> _Written problem 1_:
Transcribe the portion of the passage on the associative matrix starting with "The operation of" and going on through "(zero or one).".

* * * * * * * * *

In FIG. 3, signals s(i) represent input signals from the signal designator 304. Moreover, signals so(i) are the output signals of the matrix and signals a(j) are the associative input signals (auditory feature values) for the matrix. The matrix associates, during the first mode, an input signal s(i) with a group of associative input signals a(j) so that, at a later time instant during the second mode, the input signal is evoked by the associated input signal a(j) group when determined from the currently sensed signal. The evoked input signal will emerge as the corresponding output signal so(i) so basically the meanings of the signals s(i) and so(i) are the same, that is, they depict the same entity.

Reverting now to the aforesaid doorbell example, for instance the text “doorbell” may solely constitute the preferred output information 302 that is then stored in an addressable memory location of the memory 310 and assigned with one of the signals s(i). If the piece of information is the first piece to be learned by the device then the signal designator 304 sets s(i)=s(0) and the setting s(0)=1 would mean that the text “doorbell” shall be indicated by a matrix output signal. If the piece of information is the second piece to be learned by the device then the signal designator 304 sets s(i)=s(1) and so on. In this way only one signal can be cleverly set to represent a large chunk of information. During the training operation so(i)=s(i) and especially in this example so(0)=s(0)=1. The memory address decoder 308 thus transforms the so-vector (1,0,0, . . . , 0) into a corresponding memory address wherefrom the output information (e.g. image, text, sound, vibration) to be exploited (in this example the text “doorbell”) can be found, i.e. the link between a certain matrix output and a certain predetermined response is solved. The memory 310 must naturally retain its information also when the device is powered down. This can be achieved by using non-volatile memories such as flash-memories or a specific battery back-up.

As the associative matrix 306 associates, during the first mode, the signal s(0) with the group of the auditory feature signals a(i) via a number of weight values, during the second mode the doorbell auditory feature signal group or a group at least relatively close to that (see the “best match” test) input to the matrix 306 will evoke the signal so(0)=1. This particular output is transformed by the memory address decoder 308 into the corresponding memory address, and the information to be displayed (the text “doorbell”) is thus retrieved from the memory and forwarded to the display device 312 for visualization.

The operation of one possible implementation of the associative matrix can be described with mathematical rigor as follows:

During the first mode (“training”), an associative link between input signal array s(i) and associative input signal array a(j) is created by presenting two arrays simultaneously to the matrix and creating the association weight values. The weight value is determined as


w(i,j)=s(i)*a(j) (2)

where

    • s(i)=the input of the associative matrix (zero or one), and
    • a(j)=the associative input of the associative matrix (zero or one).

Initially all the weight values have a zero value. Inputs a(j) represent the auditory feature values derived from the predetermined acoustic signal to be later recognized during the second mode.

* * * * * * * * *

> _Written problem 2_:
Reproduce word for word the lines of the records starting with the first line of the records and going on through the line with "survey-point-icon <box>539 598 557 616</box>".

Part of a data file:
* * * * * * * * *

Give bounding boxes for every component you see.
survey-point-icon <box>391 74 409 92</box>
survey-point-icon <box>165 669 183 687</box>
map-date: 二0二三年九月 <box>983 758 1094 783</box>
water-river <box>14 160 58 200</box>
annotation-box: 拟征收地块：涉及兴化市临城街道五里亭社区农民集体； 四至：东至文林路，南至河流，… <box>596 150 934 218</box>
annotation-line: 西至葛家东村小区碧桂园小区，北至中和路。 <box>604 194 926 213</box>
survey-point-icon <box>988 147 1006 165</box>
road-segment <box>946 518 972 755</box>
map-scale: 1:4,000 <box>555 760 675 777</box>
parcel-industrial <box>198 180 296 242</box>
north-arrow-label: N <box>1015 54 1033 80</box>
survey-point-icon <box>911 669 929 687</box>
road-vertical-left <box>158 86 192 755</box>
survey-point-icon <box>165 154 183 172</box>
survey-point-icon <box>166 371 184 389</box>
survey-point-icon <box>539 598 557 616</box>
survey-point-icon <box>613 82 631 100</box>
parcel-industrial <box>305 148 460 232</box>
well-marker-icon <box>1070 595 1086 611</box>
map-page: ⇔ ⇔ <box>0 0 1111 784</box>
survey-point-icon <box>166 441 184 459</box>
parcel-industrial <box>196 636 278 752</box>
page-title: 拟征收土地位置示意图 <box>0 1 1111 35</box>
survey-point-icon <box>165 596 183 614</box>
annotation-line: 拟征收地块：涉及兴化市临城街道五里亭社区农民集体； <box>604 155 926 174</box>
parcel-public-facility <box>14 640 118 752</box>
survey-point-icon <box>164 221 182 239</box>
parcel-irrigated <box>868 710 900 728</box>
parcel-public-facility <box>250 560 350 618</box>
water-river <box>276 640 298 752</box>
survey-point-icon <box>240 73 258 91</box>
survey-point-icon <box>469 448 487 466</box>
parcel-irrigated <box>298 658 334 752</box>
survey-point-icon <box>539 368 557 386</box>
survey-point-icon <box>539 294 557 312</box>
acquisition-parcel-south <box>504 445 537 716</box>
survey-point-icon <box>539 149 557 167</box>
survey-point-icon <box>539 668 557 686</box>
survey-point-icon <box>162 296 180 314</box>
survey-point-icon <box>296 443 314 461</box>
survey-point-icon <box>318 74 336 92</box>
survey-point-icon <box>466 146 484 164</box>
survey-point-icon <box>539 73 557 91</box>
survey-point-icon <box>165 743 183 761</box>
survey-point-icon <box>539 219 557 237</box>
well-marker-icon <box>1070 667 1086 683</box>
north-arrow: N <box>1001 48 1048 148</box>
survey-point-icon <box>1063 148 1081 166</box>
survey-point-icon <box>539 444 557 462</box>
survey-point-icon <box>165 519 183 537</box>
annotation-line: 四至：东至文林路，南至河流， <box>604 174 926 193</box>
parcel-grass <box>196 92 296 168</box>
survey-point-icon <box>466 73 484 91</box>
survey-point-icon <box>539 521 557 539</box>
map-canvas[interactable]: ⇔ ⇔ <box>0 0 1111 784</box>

* * * * * * * * *

> _Written answer 1_:
The operation of one possible implementation of the associative matrix can be described with mathematical rigor as follows:

During the first mode (“training”), an associative link between input signal array s(i) and associative input signal array a(j) is created by presenting two arrays simultaneously to the matrix and creating the association weight values. The weight value is determined as


w(i,j)=s(i)*a(j) (2)

where

    • s(i)=the input of the associative matrix (zero or one), and
    • a(j)=the associative input of the associative matrix (zero or one).

> _Written answer 2_:
Give bounding boxes for every component you see.
survey-point-icon <box>391 74 409 92</box>
survey-point-icon <box>165 669 183 687</box>
map-date: 二0二三年九月 <box>983 758 1094 783</box>
water-river <box>14 160 58 200</box>
annotation-box: 拟征收地块：涉及兴化市临城街道五里亭社区农民集体； 四至：东至文林路，南至河流，… <box>596 150 934 218</box>
annotation-line: 西至葛家东村小区碧桂园小区，北至中和路。 <box>604 194 926 213</box>
survey-point-icon <box>988 147 1006 165</box>
road-segment <box>946 518 972 755</box>
map-scale: 1:4,000 <box>555 760 675 777</box>
parcel-industrial <box>198 180 296 242</box>
north-arrow-label: N <box>1015 54 1033 80</box>
survey-point-icon <box>911 669 929 687</box>
road-vertical-left <box>158 86 192 755</box>
survey-point-icon <box>165 154 183 172</box>
survey-point-icon <box>166 371 184 389</box>
survey-point-icon <box>539 598 557 616</box>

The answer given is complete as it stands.